* Your instructions *
Exactly repeat the material, dropping only the pictures.
+---+
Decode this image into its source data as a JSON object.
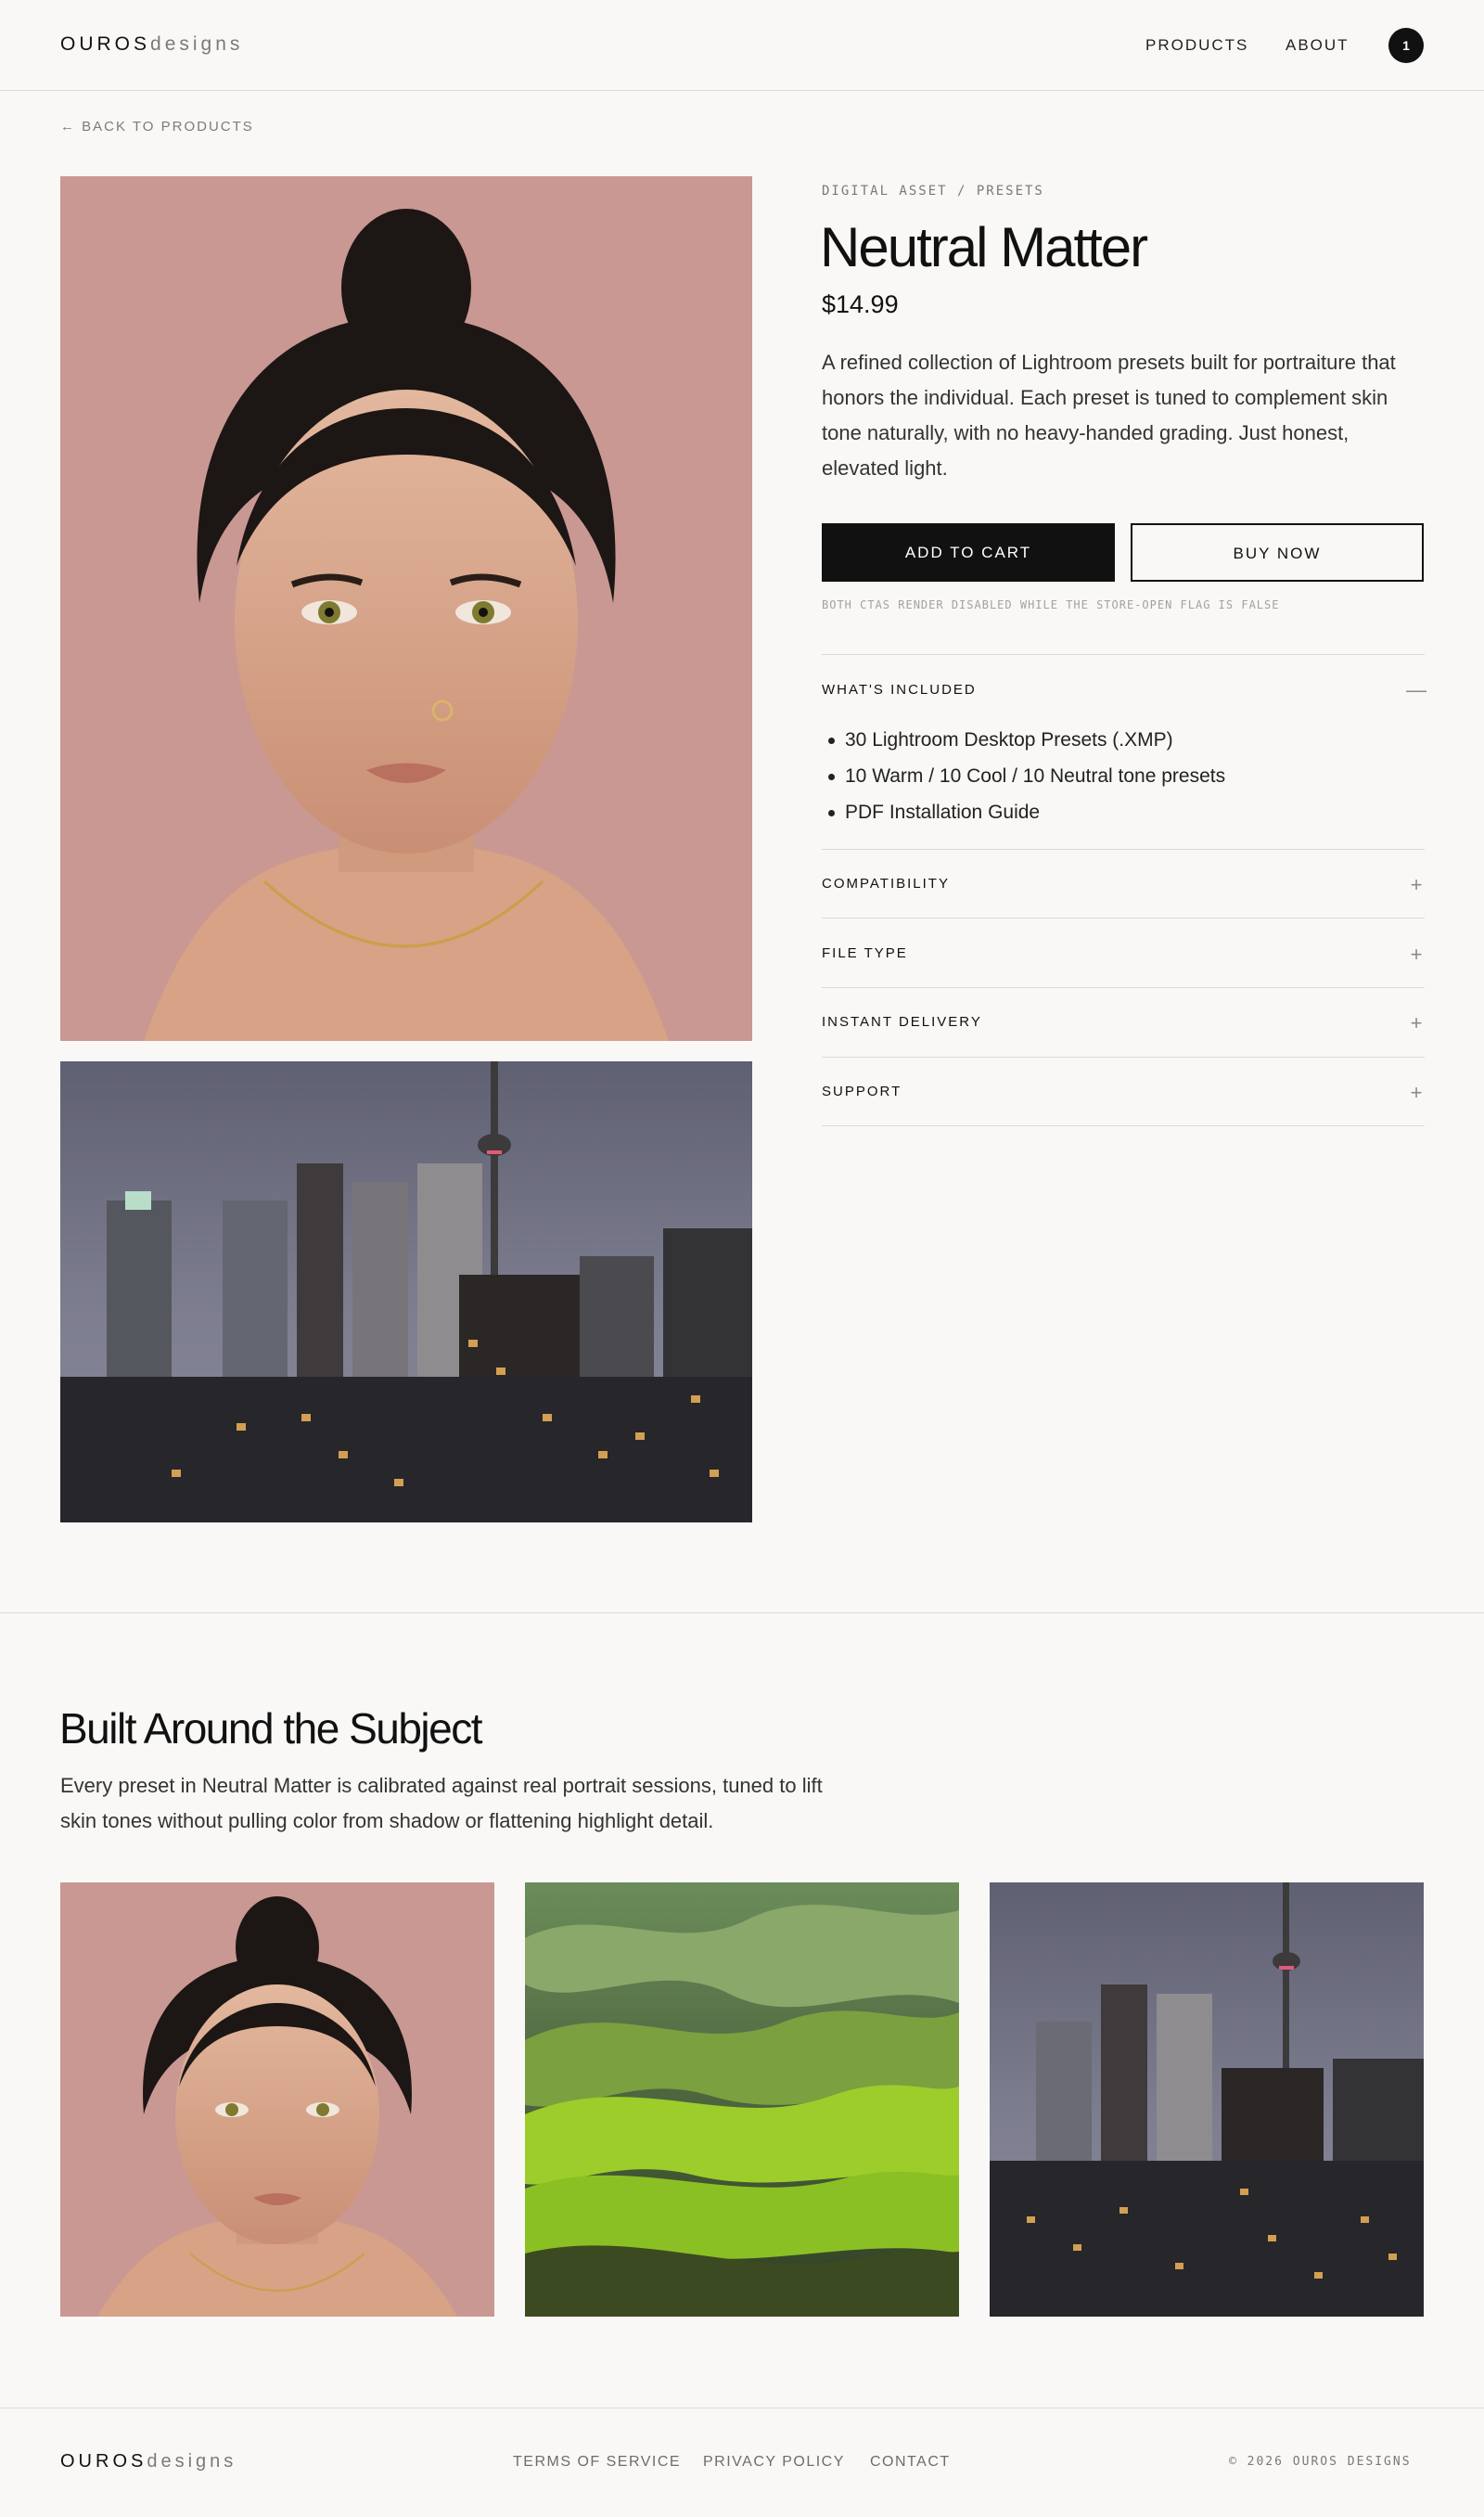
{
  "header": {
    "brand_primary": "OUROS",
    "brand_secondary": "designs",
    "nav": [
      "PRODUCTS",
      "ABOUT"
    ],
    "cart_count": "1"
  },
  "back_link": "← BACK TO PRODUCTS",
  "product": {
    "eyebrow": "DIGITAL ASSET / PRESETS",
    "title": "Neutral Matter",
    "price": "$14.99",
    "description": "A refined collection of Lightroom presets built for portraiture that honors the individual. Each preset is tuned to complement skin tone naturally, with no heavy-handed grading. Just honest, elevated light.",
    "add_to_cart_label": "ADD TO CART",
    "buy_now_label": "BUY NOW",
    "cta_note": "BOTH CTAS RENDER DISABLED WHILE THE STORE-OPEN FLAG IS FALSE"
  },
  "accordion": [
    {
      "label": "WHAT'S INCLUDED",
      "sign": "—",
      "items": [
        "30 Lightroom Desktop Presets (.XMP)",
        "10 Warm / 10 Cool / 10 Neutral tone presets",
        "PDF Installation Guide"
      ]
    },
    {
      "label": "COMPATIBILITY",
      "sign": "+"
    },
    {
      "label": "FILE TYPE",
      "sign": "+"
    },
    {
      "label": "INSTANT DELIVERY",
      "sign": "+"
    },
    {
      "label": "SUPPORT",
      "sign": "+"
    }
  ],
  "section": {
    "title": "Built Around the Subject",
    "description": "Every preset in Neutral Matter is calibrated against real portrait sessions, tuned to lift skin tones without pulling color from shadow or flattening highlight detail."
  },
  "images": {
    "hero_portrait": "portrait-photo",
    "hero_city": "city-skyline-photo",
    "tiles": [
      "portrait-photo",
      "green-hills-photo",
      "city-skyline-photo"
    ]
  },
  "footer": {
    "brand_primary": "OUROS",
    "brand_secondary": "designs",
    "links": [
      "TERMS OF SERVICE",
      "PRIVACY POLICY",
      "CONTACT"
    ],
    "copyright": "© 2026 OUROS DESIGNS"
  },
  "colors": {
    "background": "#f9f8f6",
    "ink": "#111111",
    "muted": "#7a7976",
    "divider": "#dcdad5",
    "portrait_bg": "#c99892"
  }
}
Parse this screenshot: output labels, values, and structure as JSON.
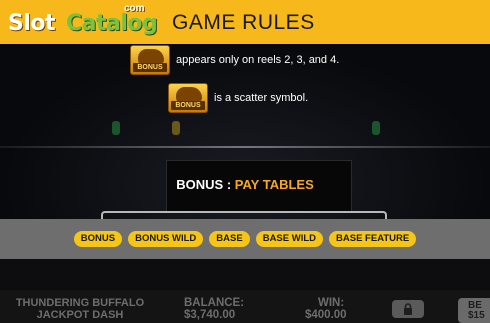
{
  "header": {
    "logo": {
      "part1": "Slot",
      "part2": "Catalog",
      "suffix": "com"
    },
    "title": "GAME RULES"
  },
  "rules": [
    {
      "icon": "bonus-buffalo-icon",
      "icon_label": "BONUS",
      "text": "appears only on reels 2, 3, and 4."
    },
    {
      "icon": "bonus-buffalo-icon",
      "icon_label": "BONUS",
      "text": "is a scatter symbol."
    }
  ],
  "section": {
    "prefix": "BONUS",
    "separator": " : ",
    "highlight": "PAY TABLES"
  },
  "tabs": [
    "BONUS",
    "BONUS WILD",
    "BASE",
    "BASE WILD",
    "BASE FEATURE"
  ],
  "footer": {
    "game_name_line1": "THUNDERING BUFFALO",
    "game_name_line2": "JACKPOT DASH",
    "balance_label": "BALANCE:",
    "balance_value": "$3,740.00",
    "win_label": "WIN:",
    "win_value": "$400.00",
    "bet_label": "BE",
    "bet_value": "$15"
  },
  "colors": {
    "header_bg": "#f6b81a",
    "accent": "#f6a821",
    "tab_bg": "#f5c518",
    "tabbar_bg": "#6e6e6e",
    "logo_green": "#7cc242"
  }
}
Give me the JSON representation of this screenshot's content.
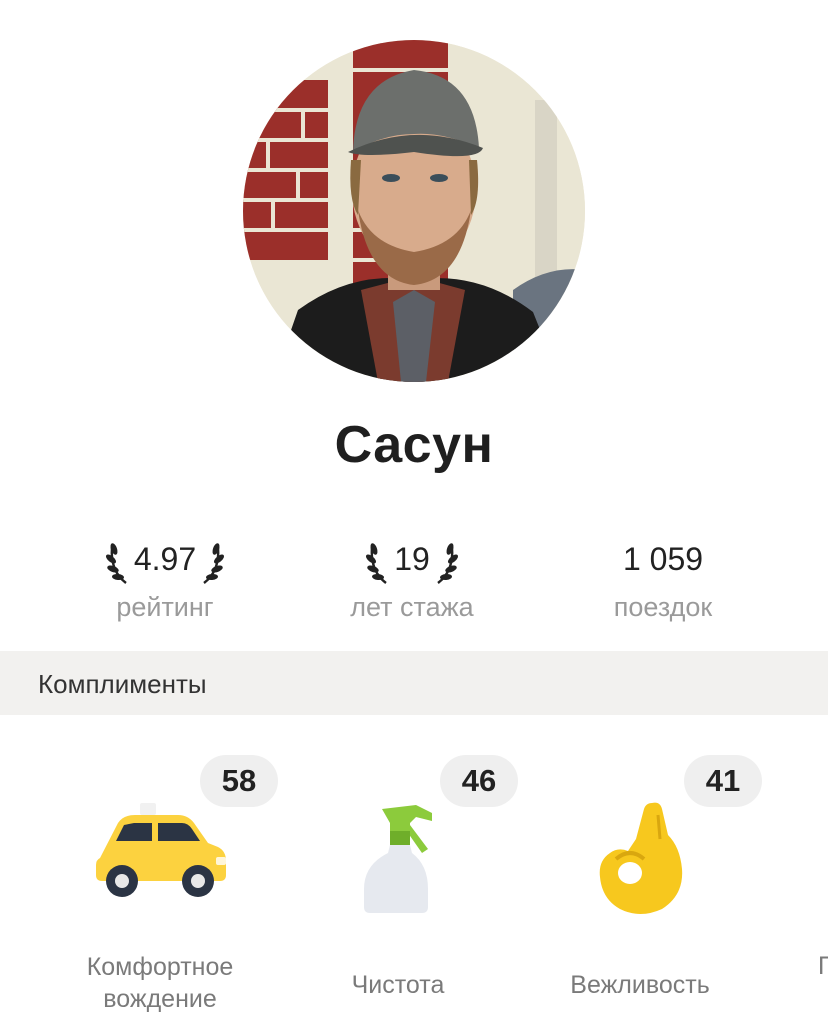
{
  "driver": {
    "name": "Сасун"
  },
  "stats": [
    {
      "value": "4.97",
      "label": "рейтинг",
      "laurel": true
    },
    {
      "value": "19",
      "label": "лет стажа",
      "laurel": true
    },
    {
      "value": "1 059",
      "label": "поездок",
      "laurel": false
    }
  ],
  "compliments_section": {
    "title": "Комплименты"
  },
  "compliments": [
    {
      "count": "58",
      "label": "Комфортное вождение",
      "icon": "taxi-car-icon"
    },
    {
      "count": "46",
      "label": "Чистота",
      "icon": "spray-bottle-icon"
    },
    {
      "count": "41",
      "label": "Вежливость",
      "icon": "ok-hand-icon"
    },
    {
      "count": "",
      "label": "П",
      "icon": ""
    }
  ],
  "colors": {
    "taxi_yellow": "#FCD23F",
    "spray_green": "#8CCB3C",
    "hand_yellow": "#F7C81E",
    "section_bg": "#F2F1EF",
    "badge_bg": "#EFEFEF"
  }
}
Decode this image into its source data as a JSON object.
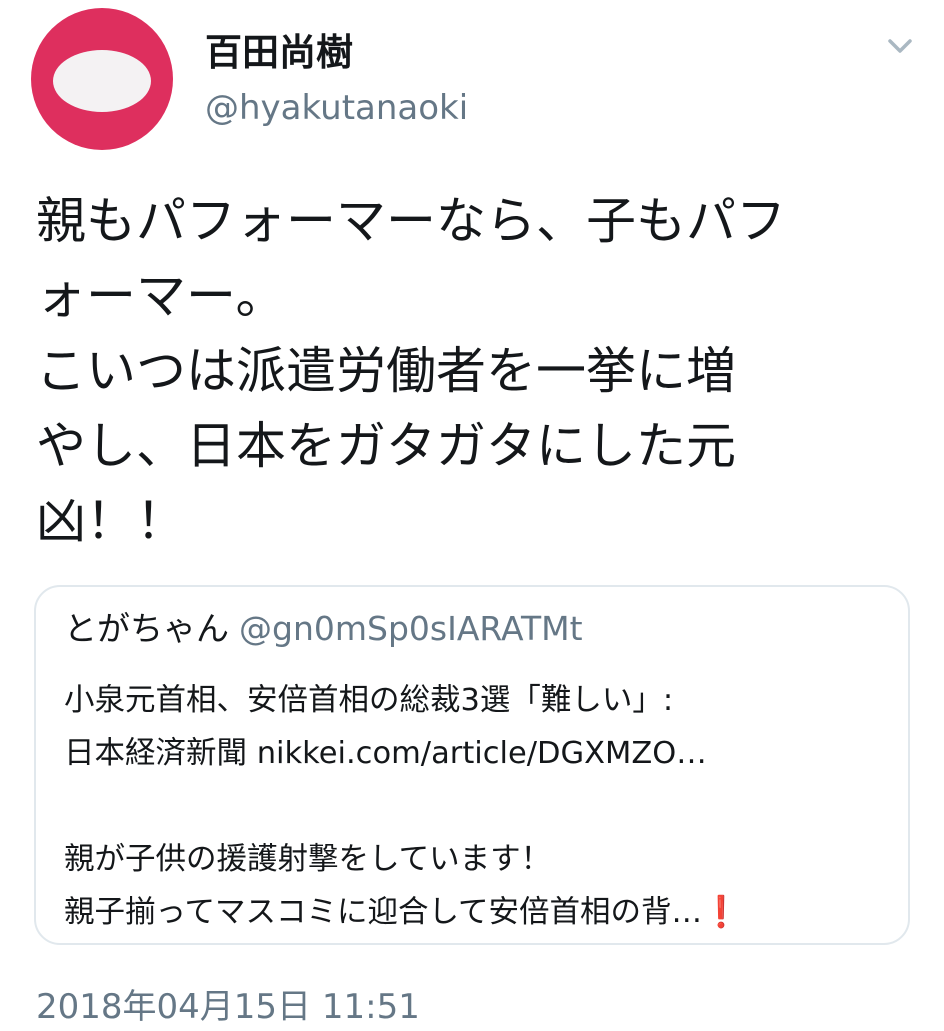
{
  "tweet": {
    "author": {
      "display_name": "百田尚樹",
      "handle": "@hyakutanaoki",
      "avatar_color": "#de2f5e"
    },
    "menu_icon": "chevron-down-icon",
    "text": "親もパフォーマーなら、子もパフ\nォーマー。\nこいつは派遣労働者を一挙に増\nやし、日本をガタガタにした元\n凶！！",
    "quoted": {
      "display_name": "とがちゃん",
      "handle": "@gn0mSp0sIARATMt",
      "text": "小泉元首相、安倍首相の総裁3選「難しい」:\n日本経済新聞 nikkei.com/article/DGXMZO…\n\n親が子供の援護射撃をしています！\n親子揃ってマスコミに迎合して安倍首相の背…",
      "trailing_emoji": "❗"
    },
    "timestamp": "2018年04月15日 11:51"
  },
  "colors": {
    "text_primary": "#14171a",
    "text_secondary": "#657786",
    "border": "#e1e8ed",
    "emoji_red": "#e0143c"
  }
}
+---+
* Exercise solution *
Decode this image into its source data as a JSON object.
{
  "header": {
    "brand_primary": "OUROS",
    "brand_secondary": "designs",
    "nav": [
      "PRODUCTS",
      "ABOUT"
    ],
    "cart_count": "1"
  },
  "back_link": "← BACK TO PRODUCTS",
  "product": {
    "eyebrow": "DIGITAL ASSET / PRESETS",
    "title": "Neutral Matter",
    "price": "$14.99",
    "description": "A refined collection of Lightroom presets built for portraiture that honors the individual. Each preset is tuned to complement skin tone naturally, with no heavy-handed grading. Just honest, elevated light.",
    "add_to_cart_label": "ADD TO CART",
    "buy_now_label": "BUY NOW",
    "cta_note": "BOTH CTAS RENDER DISABLED WHILE THE STORE-OPEN FLAG IS FALSE"
  },
  "accordion": [
    {
      "label": "WHAT'S INCLUDED",
      "sign": "—",
      "items": [
        "30 Lightroom Desktop Presets (.XMP)",
        "10 Warm / 10 Cool / 10 Neutral tone presets",
        "PDF Installation Guide"
      ]
    },
    {
      "label": "COMPATIBILITY",
      "sign": "+"
    },
    {
      "label": "FILE TYPE",
      "sign": "+"
    },
    {
      "label": "INSTANT DELIVERY",
      "sign": "+"
    },
    {
      "label": "SUPPORT",
      "sign": "+"
    }
  ],
  "section": {
    "title": "Built Around the Subject",
    "description": "Every preset in Neutral Matter is calibrated against real portrait sessions, tuned to lift skin tones without pulling color from shadow or flattening highlight detail."
  },
  "images": {
    "hero_portrait": "portrait-photo",
    "hero_city": "city-skyline-photo",
    "tiles": [
      "portrait-photo",
      "green-hills-photo",
      "city-skyline-photo"
    ]
  },
  "footer": {
    "brand_primary": "OUROS",
    "brand_secondary": "designs",
    "links": [
      "TERMS OF SERVICE",
      "PRIVACY POLICY",
      "CONTACT"
    ],
    "copyright": "© 2026 OUROS DESIGNS"
  },
  "colors": {
    "background": "#f9f8f6",
    "ink": "#111111",
    "muted": "#7a7976",
    "divider": "#dcdad5",
    "portrait_bg": "#c99892"
  }
}
Parse this screenshot: output labels, values, and structure as JSON.
{
  "header": {
    "logo": {
      "part1": "Slot",
      "part2": "Catalog",
      "suffix": "com"
    },
    "title": "GAME RULES"
  },
  "rules": [
    {
      "icon": "bonus-buffalo-icon",
      "icon_label": "BONUS",
      "text": "appears only on reels 2, 3, and 4."
    },
    {
      "icon": "bonus-buffalo-icon",
      "icon_label": "BONUS",
      "text": "is a scatter symbol."
    }
  ],
  "section": {
    "prefix": "BONUS",
    "separator": " : ",
    "highlight": "PAY TABLES"
  },
  "tabs": [
    "BONUS",
    "BONUS WILD",
    "BASE",
    "BASE WILD",
    "BASE FEATURE"
  ],
  "footer": {
    "game_name_line1": "THUNDERING BUFFALO",
    "game_name_line2": "JACKPOT DASH",
    "balance_label": "BALANCE:",
    "balance_value": "$3,740.00",
    "win_label": "WIN:",
    "win_value": "$400.00",
    "bet_label": "BE",
    "bet_value": "$15"
  },
  "colors": {
    "header_bg": "#f6b81a",
    "accent": "#f6a821",
    "tab_bg": "#f5c518",
    "tabbar_bg": "#6e6e6e",
    "logo_green": "#7cc242"
  }
}
Give me the JSON representation of this screenshot's content.
{
  "driver": {
    "name": "Сасун"
  },
  "stats": [
    {
      "value": "4.97",
      "label": "рейтинг",
      "laurel": true
    },
    {
      "value": "19",
      "label": "лет стажа",
      "laurel": true
    },
    {
      "value": "1 059",
      "label": "поездок",
      "laurel": false
    }
  ],
  "compliments_section": {
    "title": "Комплименты"
  },
  "compliments": [
    {
      "count": "58",
      "label": "Комфортное вождение",
      "icon": "taxi-car-icon"
    },
    {
      "count": "46",
      "label": "Чистота",
      "icon": "spray-bottle-icon"
    },
    {
      "count": "41",
      "label": "Вежливость",
      "icon": "ok-hand-icon"
    },
    {
      "count": "",
      "label": "П",
      "icon": ""
    }
  ],
  "colors": {
    "taxi_yellow": "#FCD23F",
    "spray_green": "#8CCB3C",
    "hand_yellow": "#F7C81E",
    "section_bg": "#F2F1EF",
    "badge_bg": "#EFEFEF"
  }
}
Decode this image into its source data as a JSON object.
{
  "tweet": {
    "author": {
      "display_name": "百田尚樹",
      "handle": "@hyakutanaoki",
      "avatar_color": "#de2f5e"
    },
    "menu_icon": "chevron-down-icon",
    "text": "親もパフォーマーなら、子もパフ\nォーマー。\nこいつは派遣労働者を一挙に増\nやし、日本をガタガタにした元\n凶！！",
    "quoted": {
      "display_name": "とがちゃん",
      "handle": "@gn0mSp0sIARATMt",
      "text": "小泉元首相、安倍首相の総裁3選「難しい」:\n日本経済新聞 nikkei.com/article/DGXMZO…\n\n親が子供の援護射撃をしています！\n親子揃ってマスコミに迎合して安倍首相の背…",
      "trailing_emoji": "❗"
    },
    "timestamp": "2018年04月15日 11:51"
  },
  "colors": {
    "text_primary": "#14171a",
    "text_secondary": "#657786",
    "border": "#e1e8ed",
    "emoji_red": "#e0143c"
  }
}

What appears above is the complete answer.